# [WHAT THIS TASK INVOLVES]
Return the material word for word. Do not include the pictures.

# START OF RECORDS SHOWN

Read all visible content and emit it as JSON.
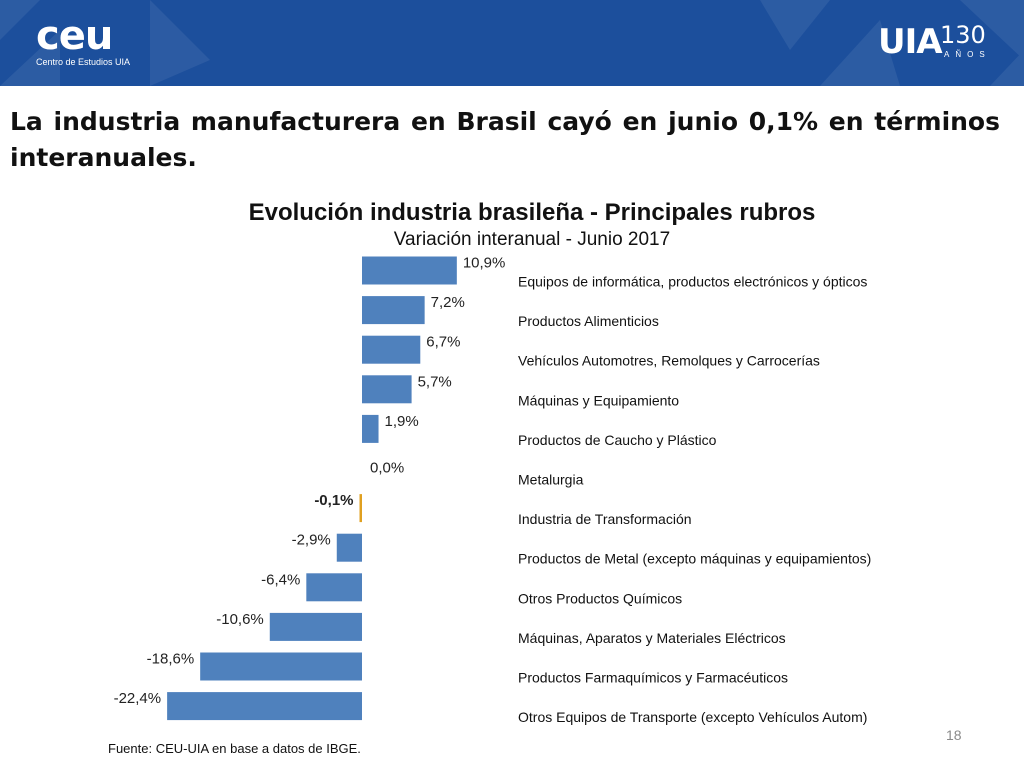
{
  "header": {
    "logo_left": {
      "word": "ceu",
      "sub": "Centro de Estudios UIA"
    },
    "logo_right": {
      "word": "UIA",
      "number": "130",
      "sub": "AÑOS"
    },
    "colors": {
      "background": "#1c4f9c"
    }
  },
  "headline": "La industria manufacturera en Brasil cayó en junio 0,1% en términos interanuales.",
  "chart_data": {
    "type": "bar",
    "orientation": "horizontal",
    "title": "Evolución industria brasileña - Principales rubros",
    "subtitle": "Variación interanual - Junio 2017",
    "categories": [
      "Equipos de informática, productos electrónicos y ópticos",
      "Productos Alimenticios",
      "Vehículos Automotres, Remolques y Carrocerías",
      "Máquinas y Equipamiento",
      "Productos de Caucho y Plástico",
      "Metalurgia",
      "Industria de Transformación",
      "Productos de Metal (excepto máquinas y equipamientos)",
      "Otros Productos Químicos",
      "Máquinas, Aparatos y Materiales Eléctricos",
      "Productos Farmaquímicos y Farmacéuticos",
      "Otros Equipos de Transporte (excepto Vehículos Autom)"
    ],
    "values": [
      10.9,
      7.2,
      6.7,
      5.7,
      1.9,
      0.0,
      -0.1,
      -2.9,
      -6.4,
      -10.6,
      -18.6,
      -22.4
    ],
    "data_labels": [
      "10,9%",
      "7,2%",
      "6,7%",
      "5,7%",
      "1,9%",
      "0,0%",
      "-0,1%",
      "-2,9%",
      "-6,4%",
      "-10,6%",
      "-18,6%",
      "-22,4%"
    ],
    "highlight_index": 6,
    "colors": {
      "bar": "#4f81bd",
      "highlight": "#e0a020"
    },
    "legend": false,
    "grid": false
  },
  "source": "Fuente: CEU-UIA en base a datos de IBGE.",
  "page_number": "18"
}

# END OF RECORDS SHOWN

# [REPLY TO THE EXERCISE]
Read all visible content and emit it as JSON.
{
  "header": {
    "logo_left": {
      "word": "ceu",
      "sub": "Centro de Estudios UIA"
    },
    "logo_right": {
      "word": "UIA",
      "number": "130",
      "sub": "AÑOS"
    },
    "colors": {
      "background": "#1c4f9c"
    }
  },
  "headline": "La industria manufacturera en Brasil cayó en junio 0,1% en términos interanuales.",
  "chart_data": {
    "type": "bar",
    "orientation": "horizontal",
    "title": "Evolución industria brasileña - Principales rubros",
    "subtitle": "Variación interanual - Junio 2017",
    "categories": [
      "Equipos de informática, productos electrónicos y ópticos",
      "Productos Alimenticios",
      "Vehículos Automotres, Remolques y Carrocerías",
      "Máquinas y Equipamiento",
      "Productos de Caucho y Plástico",
      "Metalurgia",
      "Industria de Transformación",
      "Productos de Metal (excepto máquinas y equipamientos)",
      "Otros Productos Químicos",
      "Máquinas, Aparatos y Materiales Eléctricos",
      "Productos Farmaquímicos y Farmacéuticos",
      "Otros Equipos de Transporte (excepto Vehículos Autom)"
    ],
    "values": [
      10.9,
      7.2,
      6.7,
      5.7,
      1.9,
      0.0,
      -0.1,
      -2.9,
      -6.4,
      -10.6,
      -18.6,
      -22.4
    ],
    "data_labels": [
      "10,9%",
      "7,2%",
      "6,7%",
      "5,7%",
      "1,9%",
      "0,0%",
      "-0,1%",
      "-2,9%",
      "-6,4%",
      "-10,6%",
      "-18,6%",
      "-22,4%"
    ],
    "highlight_index": 6,
    "colors": {
      "bar": "#4f81bd",
      "highlight": "#e0a020"
    },
    "legend": false,
    "grid": false
  },
  "source": "Fuente: CEU-UIA en base a datos de IBGE.",
  "page_number": "18"
}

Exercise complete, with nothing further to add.